(Stored data)

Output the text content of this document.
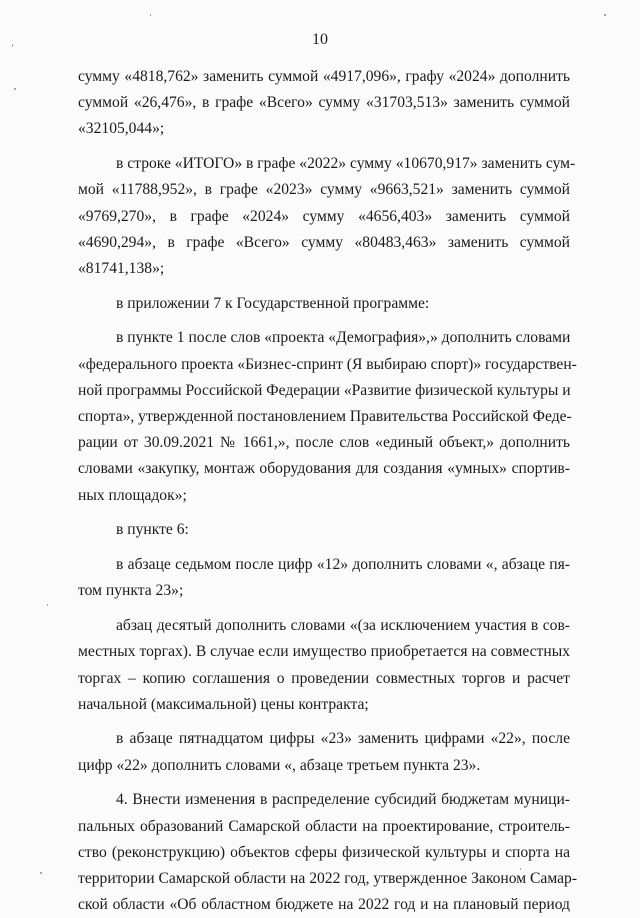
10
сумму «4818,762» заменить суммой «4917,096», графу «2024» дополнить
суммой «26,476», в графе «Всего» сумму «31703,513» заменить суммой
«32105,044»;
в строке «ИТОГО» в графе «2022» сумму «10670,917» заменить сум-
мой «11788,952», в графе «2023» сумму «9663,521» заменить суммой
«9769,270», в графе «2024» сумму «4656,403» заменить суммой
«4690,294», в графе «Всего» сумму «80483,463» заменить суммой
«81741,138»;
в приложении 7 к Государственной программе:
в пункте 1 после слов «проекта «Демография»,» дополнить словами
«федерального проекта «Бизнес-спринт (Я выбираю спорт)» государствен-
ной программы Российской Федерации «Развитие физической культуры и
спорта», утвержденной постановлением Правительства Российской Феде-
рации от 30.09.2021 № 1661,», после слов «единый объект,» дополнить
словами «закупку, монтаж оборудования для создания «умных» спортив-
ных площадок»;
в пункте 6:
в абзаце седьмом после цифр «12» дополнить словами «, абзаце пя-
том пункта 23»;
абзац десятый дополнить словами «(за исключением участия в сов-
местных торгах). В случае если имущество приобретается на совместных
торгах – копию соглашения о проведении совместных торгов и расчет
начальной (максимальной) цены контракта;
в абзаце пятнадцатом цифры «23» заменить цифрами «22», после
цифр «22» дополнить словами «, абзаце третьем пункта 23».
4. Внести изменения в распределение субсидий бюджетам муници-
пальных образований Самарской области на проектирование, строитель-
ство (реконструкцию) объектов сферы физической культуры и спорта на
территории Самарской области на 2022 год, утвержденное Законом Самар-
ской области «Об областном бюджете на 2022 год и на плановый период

## WHAT YOU HAVE TO DO
Leave out the pictures, and give all the records again exactly.

## COMPLETED TASK
Output the text content of this document.
10
сумму «4818,762» заменить суммой «4917,096», графу «2024» дополнить
суммой «26,476», в графе «Всего» сумму «31703,513» заменить суммой
«32105,044»;
в строке «ИТОГО» в графе «2022» сумму «10670,917» заменить сум-
мой «11788,952», в графе «2023» сумму «9663,521» заменить суммой
«9769,270», в графе «2024» сумму «4656,403» заменить суммой
«4690,294», в графе «Всего» сумму «80483,463» заменить суммой
«81741,138»;
в приложении 7 к Государственной программе:
в пункте 1 после слов «проекта «Демография»,» дополнить словами
«федерального проекта «Бизнес-спринт (Я выбираю спорт)» государствен-
ной программы Российской Федерации «Развитие физической культуры и
спорта», утвержденной постановлением Правительства Российской Феде-
рации от 30.09.2021 № 1661,», после слов «единый объект,» дополнить
словами «закупку, монтаж оборудования для создания «умных» спортив-
ных площадок»;
в пункте 6:
в абзаце седьмом после цифр «12» дополнить словами «, абзаце пя-
том пункта 23»;
абзац десятый дополнить словами «(за исключением участия в сов-
местных торгах). В случае если имущество приобретается на совместных
торгах – копию соглашения о проведении совместных торгов и расчет
начальной (максимальной) цены контракта;
в абзаце пятнадцатом цифры «23» заменить цифрами «22», после
цифр «22» дополнить словами «, абзаце третьем пункта 23».
4. Внести изменения в распределение субсидий бюджетам муници-
пальных образований Самарской области на проектирование, строитель-
ство (реконструкцию) объектов сферы физической культуры и спорта на
территории Самарской области на 2022 год, утвержденное Законом Самар-
ской области «Об областном бюджете на 2022 год и на плановый период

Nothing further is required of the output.